> [AIM]
Counting only lines that hold "Case", give the total and nothing more.

^^^^

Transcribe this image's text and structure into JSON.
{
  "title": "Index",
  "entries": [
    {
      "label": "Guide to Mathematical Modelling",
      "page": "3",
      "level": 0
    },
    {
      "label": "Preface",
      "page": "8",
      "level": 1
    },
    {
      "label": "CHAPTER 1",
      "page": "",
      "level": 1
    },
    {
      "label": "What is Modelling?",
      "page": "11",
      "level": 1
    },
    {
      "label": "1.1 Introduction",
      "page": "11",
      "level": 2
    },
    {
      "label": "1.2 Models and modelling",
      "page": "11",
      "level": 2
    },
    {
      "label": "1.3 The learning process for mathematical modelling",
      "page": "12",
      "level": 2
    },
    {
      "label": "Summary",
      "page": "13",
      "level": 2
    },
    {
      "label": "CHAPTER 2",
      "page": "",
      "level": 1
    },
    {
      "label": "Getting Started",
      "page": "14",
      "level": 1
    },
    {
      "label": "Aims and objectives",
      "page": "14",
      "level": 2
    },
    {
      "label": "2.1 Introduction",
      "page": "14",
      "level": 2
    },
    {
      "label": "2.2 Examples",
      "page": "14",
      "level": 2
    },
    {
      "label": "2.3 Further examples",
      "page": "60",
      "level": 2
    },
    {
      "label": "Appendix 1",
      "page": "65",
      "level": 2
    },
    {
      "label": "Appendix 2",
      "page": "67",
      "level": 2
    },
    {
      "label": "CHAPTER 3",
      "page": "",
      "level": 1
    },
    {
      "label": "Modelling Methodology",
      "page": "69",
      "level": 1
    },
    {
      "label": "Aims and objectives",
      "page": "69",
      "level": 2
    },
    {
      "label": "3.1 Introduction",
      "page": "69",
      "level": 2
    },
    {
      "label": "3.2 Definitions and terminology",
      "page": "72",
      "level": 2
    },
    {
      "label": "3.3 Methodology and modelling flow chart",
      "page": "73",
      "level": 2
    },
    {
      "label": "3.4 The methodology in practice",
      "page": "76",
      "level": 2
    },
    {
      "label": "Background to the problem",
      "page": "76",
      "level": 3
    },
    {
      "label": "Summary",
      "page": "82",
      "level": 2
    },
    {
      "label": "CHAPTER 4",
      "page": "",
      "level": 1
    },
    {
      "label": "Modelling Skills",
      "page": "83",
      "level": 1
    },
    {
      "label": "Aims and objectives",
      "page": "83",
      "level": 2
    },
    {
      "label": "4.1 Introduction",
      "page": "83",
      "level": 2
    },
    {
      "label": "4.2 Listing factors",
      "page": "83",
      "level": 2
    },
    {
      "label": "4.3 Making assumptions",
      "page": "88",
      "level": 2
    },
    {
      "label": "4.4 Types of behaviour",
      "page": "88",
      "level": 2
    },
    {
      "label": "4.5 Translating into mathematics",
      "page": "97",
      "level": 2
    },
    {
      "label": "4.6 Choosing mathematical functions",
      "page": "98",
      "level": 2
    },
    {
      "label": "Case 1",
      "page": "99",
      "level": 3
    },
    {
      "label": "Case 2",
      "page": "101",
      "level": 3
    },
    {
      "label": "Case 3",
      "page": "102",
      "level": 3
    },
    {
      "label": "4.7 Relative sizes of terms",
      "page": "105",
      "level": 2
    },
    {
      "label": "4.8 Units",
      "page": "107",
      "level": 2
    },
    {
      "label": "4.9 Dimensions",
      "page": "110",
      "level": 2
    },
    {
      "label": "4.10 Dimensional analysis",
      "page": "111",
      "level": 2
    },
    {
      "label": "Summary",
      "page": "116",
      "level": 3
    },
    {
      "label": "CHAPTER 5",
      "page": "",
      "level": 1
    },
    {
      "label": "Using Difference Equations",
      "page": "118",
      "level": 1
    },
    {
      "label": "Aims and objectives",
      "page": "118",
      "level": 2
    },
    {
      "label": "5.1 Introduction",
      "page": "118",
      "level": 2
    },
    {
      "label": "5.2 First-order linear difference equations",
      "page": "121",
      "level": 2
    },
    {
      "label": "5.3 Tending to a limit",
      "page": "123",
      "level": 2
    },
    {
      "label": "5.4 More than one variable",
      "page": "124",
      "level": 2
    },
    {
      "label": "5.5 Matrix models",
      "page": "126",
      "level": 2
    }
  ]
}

^^^^

> [ANSWER TO THIS EXERCISE]
3